-- START --

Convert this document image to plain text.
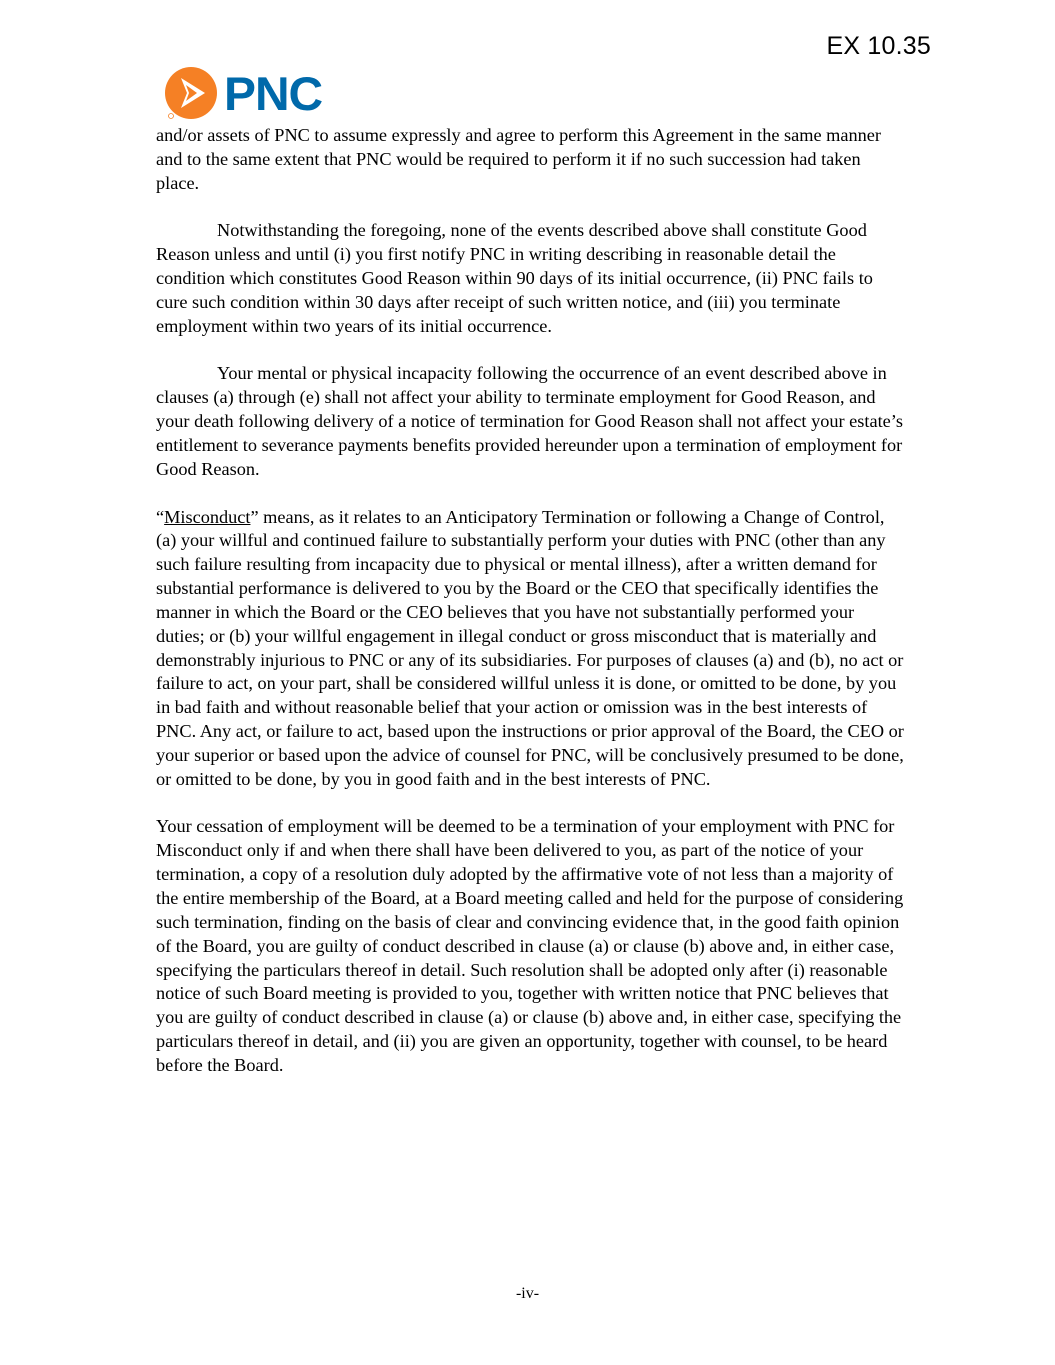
EX 10.35
PNC

and/or assets of PNC to assume expressly and agree to perform this Agreement in the same manner and to the same extent that PNC would be required to perform it if no such succession had taken place.

Notwithstanding the foregoing, none of the events described above shall constitute Good Reason unless and until (i) you first notify PNC in writing describing in reasonable detail the condition which constitutes Good Reason within 90 days of its initial occurrence, (ii) PNC fails to cure such condition within 30 days after receipt of such written notice, and (iii) you terminate employment within two years of its initial occurrence.

Your mental or physical incapacity following the occurrence of an event described above in clauses (a) through (e) shall not affect your ability to terminate employment for Good Reason, and your death following delivery of a notice of termination for Good Reason shall not affect your estate’s entitlement to severance payments benefits provided hereunder upon a termination of employment for Good Reason.

“Misconduct” means, as it relates to an Anticipatory Termination or following a Change of Control, (a) your willful and continued failure to substantially perform your duties with PNC (other than any such failure resulting from incapacity due to physical or mental illness), after a written demand for substantial performance is delivered to you by the Board or the CEO that specifically identifies the manner in which the Board or the CEO believes that you have not substantially performed your duties; or (b) your willful engagement in illegal conduct or gross misconduct that is materially and demonstrably injurious to PNC or any of its subsidiaries. For purposes of clauses (a) and (b), no act or failure to act, on your part, shall be considered willful unless it is done, or omitted to be done, by you in bad faith and without reasonable belief that your action or omission was in the best interests of PNC. Any act, or failure to act, based upon the instructions or prior approval of the Board, the CEO or your superior or based upon the advice of counsel for PNC, will be conclusively presumed to be done, or omitted to be done, by you in good faith and in the best interests of PNC.

Your cessation of employment will be deemed to be a termination of your employment with PNC for Misconduct only if and when there shall have been delivered to you, as part of the notice of your termination, a copy of a resolution duly adopted by the affirmative vote of not less than a majority of the entire membership of the Board, at a Board meeting called and held for the purpose of considering such termination, finding on the basis of clear and convincing evidence that, in the good faith opinion of the Board, you are guilty of conduct described in clause (a) or clause (b) above and, in either case, specifying the particulars thereof in detail. Such resolution shall be adopted only after (i) reasonable notice of such Board meeting is provided to you, together with written notice that PNC believes that you are guilty of conduct described in clause (a) or clause (b) above and, in either case, specifying the particulars thereof in detail, and (ii) you are given an opportunity, together with counsel, to be heard before the Board.

-iv-
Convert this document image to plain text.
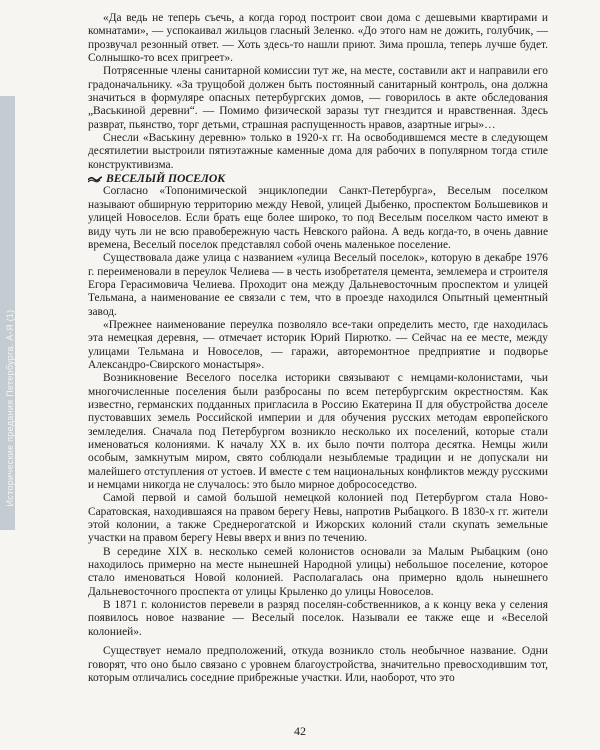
Исторические предания Петербурга. А-Я (1)

«Да ведь не теперь съечь, а когда город построит свои дома с дешевыми квартирами и комнатами», — успокаивал жильцов гласный Зеленко. «До этого нам не дожить, голубчик, — прозвучал резонный ответ. — Хоть здесь-то нашли приют. Зима прошла, теперь лучше будет. Солнышко-то всех пригреет».

Потрясенные члены санитарной комиссии тут же, на месте, составили акт и направили его градоначальнику. «За трущобой должен быть постоянный санитарный контроль, она должна значиться в формуляре опасных петербургских домов, — говорилось в акте обследования „Васькиной деревни“. — Помимо физической заразы тут гнездится и нравственная. Здесь разврат, пьянство, торг детьми, страшная распущенность нравов, азартные игры»…

Снесли «Васькину деревню» только в 1920-х гг. На освободившемся месте в следующем десятилетии выстроили пятиэтажные каменные дома для рабочих в популярном тогда стиле конструктивизма.

ВЕСЕЛЫЙ ПОСЕЛОК

Согласно «Топонимической энциклопедии Санкт-Петербурга», Веселым поселком называют обширную территорию между Невой, улицей Дыбенко, проспектом Большевиков и улицей Новоселов. Если брать еще более широко, то под Веселым поселком часто имеют в виду чуть ли не всю правобережную часть Невского района. А ведь когда-то, в очень давние времена, Веселый поселок представлял собой очень маленькое поселение.

Существовала даже улица с названием «улица Веселый поселок», которую в декабре 1976 г. переименовали в переулок Челиева — в честь изобретателя цемента, землемера и строителя Егора Герасимовича Челиева. Проходит она между Дальневосточным проспектом и улицей Тельмана, а наименование ее связали с тем, что в проезде находился Опытный цементный завод.

«Прежнее наименование переулка позволяло все-таки определить место, где находилась эта немецкая деревня, — отмечает историк Юрий Пирютко. — Сейчас на ее месте, между улицами Тельмана и Новоселов, — гаражи, авторемонтное предприятие и подворье Александро-Свирского монастыря».

Возникновение Веселого поселка историки связывают с немцами-колонистами, чьи многочисленные поселения были разбросаны по всем петербургским окрестностям. Как известно, германских подданных пригласила в Россию Екатерина II для обустройства доселе пустовавших земель Российской империи и для обучения русских методам европейского земледелия. Сначала под Петербургом возникло несколько их поселений, которые стали именоваться колониями. К началу XX в. их было почти полтора десятка. Немцы жили особым, замкнутым миром, свято соблюдали незыблемые традиции и не допускали ни малейшего отступления от устоев. И вместе с тем национальных конфликтов между русскими и немцами никогда не случалось: это было мирное добрососедство.

Самой первой и самой большой немецкой колонией под Петербургом стала Ново-Саратовская, находившаяся на правом берегу Невы, напротив Рыбацкого. В 1830-х гг. жители этой колонии, а также Среднерогатской и Ижорских колоний стали скупать земельные участки на правом берегу Невы вверх и вниз по течению.

В середине XIX в. несколько семей колонистов основали за Малым Рыбацким (оно находилось примерно на месте нынешней Народной улицы) небольшое поселение, которое стало именоваться Новой колонией. Располагалась она примерно вдоль нынешнего Дальневосточного проспекта от улицы Крыленко до улицы Новоселов.

В 1871 г. колонистов перевели в разряд поселян-собственников, а к концу века у селения появилось новое название — Веселый поселок. Называли ее также еще и «Веселой колонией».

Существует немало предположений, откуда возникло столь необычное название. Одни говорят, что оно было связано с уровнем благоустройства, значительно превосходившим тот, которым отличались соседние прибрежные участки. Или, наоборот, что это

42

-- END --

§ Brief
Your job is to transcribe the entries above exactly; skip the pictures.

§ Finished exercise
Convert this document image to plain text.
EX 10.35
PNC

and/or assets of PNC to assume expressly and agree to perform this Agreement in the same manner and to the same extent that PNC would be required to perform it if no such succession had taken place.

Notwithstanding the foregoing, none of the events described above shall constitute Good Reason unless and until (i) you first notify PNC in writing describing in reasonable detail the condition which constitutes Good Reason within 90 days of its initial occurrence, (ii) PNC fails to cure such condition within 30 days after receipt of such written notice, and (iii) you terminate employment within two years of its initial occurrence.

Your mental or physical incapacity following the occurrence of an event described above in clauses (a) through (e) shall not affect your ability to terminate employment for Good Reason, and your death following delivery of a notice of termination for Good Reason shall not affect your estate’s entitlement to severance payments benefits provided hereunder upon a termination of employment for Good Reason.

“Misconduct” means, as it relates to an Anticipatory Termination or following a Change of Control, (a) your willful and continued failure to substantially perform your duties with PNC (other than any such failure resulting from incapacity due to physical or mental illness), after a written demand for substantial performance is delivered to you by the Board or the CEO that specifically identifies the manner in which the Board or the CEO believes that you have not substantially performed your duties; or (b) your willful engagement in illegal conduct or gross misconduct that is materially and demonstrably injurious to PNC or any of its subsidiaries. For purposes of clauses (a) and (b), no act or failure to act, on your part, shall be considered willful unless it is done, or omitted to be done, by you in bad faith and without reasonable belief that your action or omission was in the best interests of PNC. Any act, or failure to act, based upon the instructions or prior approval of the Board, the CEO or your superior or based upon the advice of counsel for PNC, will be conclusively presumed to be done, or omitted to be done, by you in good faith and in the best interests of PNC.

Your cessation of employment will be deemed to be a termination of your employment with PNC for Misconduct only if and when there shall have been delivered to you, as part of the notice of your termination, a copy of a resolution duly adopted by the affirmative vote of not less than a majority of the entire membership of the Board, at a Board meeting called and held for the purpose of considering such termination, finding on the basis of clear and convincing evidence that, in the good faith opinion of the Board, you are guilty of conduct described in clause (a) or clause (b) above and, in either case, specifying the particulars thereof in detail. Such resolution shall be adopted only after (i) reasonable notice of such Board meeting is provided to you, together with written notice that PNC believes that you are guilty of conduct described in clause (a) or clause (b) above and, in either case, specifying the particulars thereof in detail, and (ii) you are given an opportunity, together with counsel, to be heard before the Board.

-iv-
Convert this document image to plain text.
Исторические предания Петербурга. А-Я (1)

«Да ведь не теперь съечь, а когда город построит свои дома с дешевыми квартирами и комнатами», — успокаивал жильцов гласный Зеленко. «До этого нам не дожить, голубчик, — прозвучал резонный ответ. — Хоть здесь-то нашли приют. Зима прошла, теперь лучше будет. Солнышко-то всех пригреет».

Потрясенные члены санитарной комиссии тут же, на месте, составили акт и направили его градоначальнику. «За трущобой должен быть постоянный санитарный контроль, она должна значиться в формуляре опасных петербургских домов, — говорилось в акте обследования „Васькиной деревни“. — Помимо физической заразы тут гнездится и нравственная. Здесь разврат, пьянство, торг детьми, страшная распущенность нравов, азартные игры»…

Снесли «Васькину деревню» только в 1920-х гг. На освободившемся месте в следующем десятилетии выстроили пятиэтажные каменные дома для рабочих в популярном тогда стиле конструктивизма.

ВЕСЕЛЫЙ ПОСЕЛОК

Согласно «Топонимической энциклопедии Санкт-Петербурга», Веселым поселком называют обширную территорию между Невой, улицей Дыбенко, проспектом Большевиков и улицей Новоселов. Если брать еще более широко, то под Веселым поселком часто имеют в виду чуть ли не всю правобережную часть Невского района. А ведь когда-то, в очень давние времена, Веселый поселок представлял собой очень маленькое поселение.

Существовала даже улица с названием «улица Веселый поселок», которую в декабре 1976 г. переименовали в переулок Челиева — в честь изобретателя цемента, землемера и строителя Егора Герасимовича Челиева. Проходит она между Дальневосточным проспектом и улицей Тельмана, а наименование ее связали с тем, что в проезде находился Опытный цементный завод.

«Прежнее наименование переулка позволяло все-таки определить место, где находилась эта немецкая деревня, — отмечает историк Юрий Пирютко. — Сейчас на ее месте, между улицами Тельмана и Новоселов, — гаражи, авторемонтное предприятие и подворье Александро-Свирского монастыря».

Возникновение Веселого поселка историки связывают с немцами-колонистами, чьи многочисленные поселения были разбросаны по всем петербургским окрестностям. Как известно, германских подданных пригласила в Россию Екатерина II для обустройства доселе пустовавших земель Российской империи и для обучения русских методам европейского земледелия. Сначала под Петербургом возникло несколько их поселений, которые стали именоваться колониями. К началу XX в. их было почти полтора десятка. Немцы жили особым, замкнутым миром, свято соблюдали незыблемые традиции и не допускали ни малейшего отступления от устоев. И вместе с тем национальных конфликтов между русскими и немцами никогда не случалось: это было мирное добрососедство.

Самой первой и самой большой немецкой колонией под Петербургом стала Ново-Саратовская, находившаяся на правом берегу Невы, напротив Рыбацкого. В 1830-х гг. жители этой колонии, а также Среднерогатской и Ижорских колоний стали скупать земельные участки на правом берегу Невы вверх и вниз по течению.

В середине XIX в. несколько семей колонистов основали за Малым Рыбацким (оно находилось примерно на месте нынешней Народной улицы) небольшое поселение, которое стало именоваться Новой колонией. Располагалась она примерно вдоль нынешнего Дальневосточного проспекта от улицы Крыленко до улицы Новоселов.

В 1871 г. колонистов перевели в разряд поселян-собственников, а к концу века у селения появилось новое название — Веселый поселок. Называли ее также еще и «Веселой колонией».

Существует немало предположений, откуда возникло столь необычное название. Одни говорят, что оно было связано с уровнем благоустройства, значительно превосходившим тот, которым отличались соседние прибрежные участки. Или, наоборот, что это

42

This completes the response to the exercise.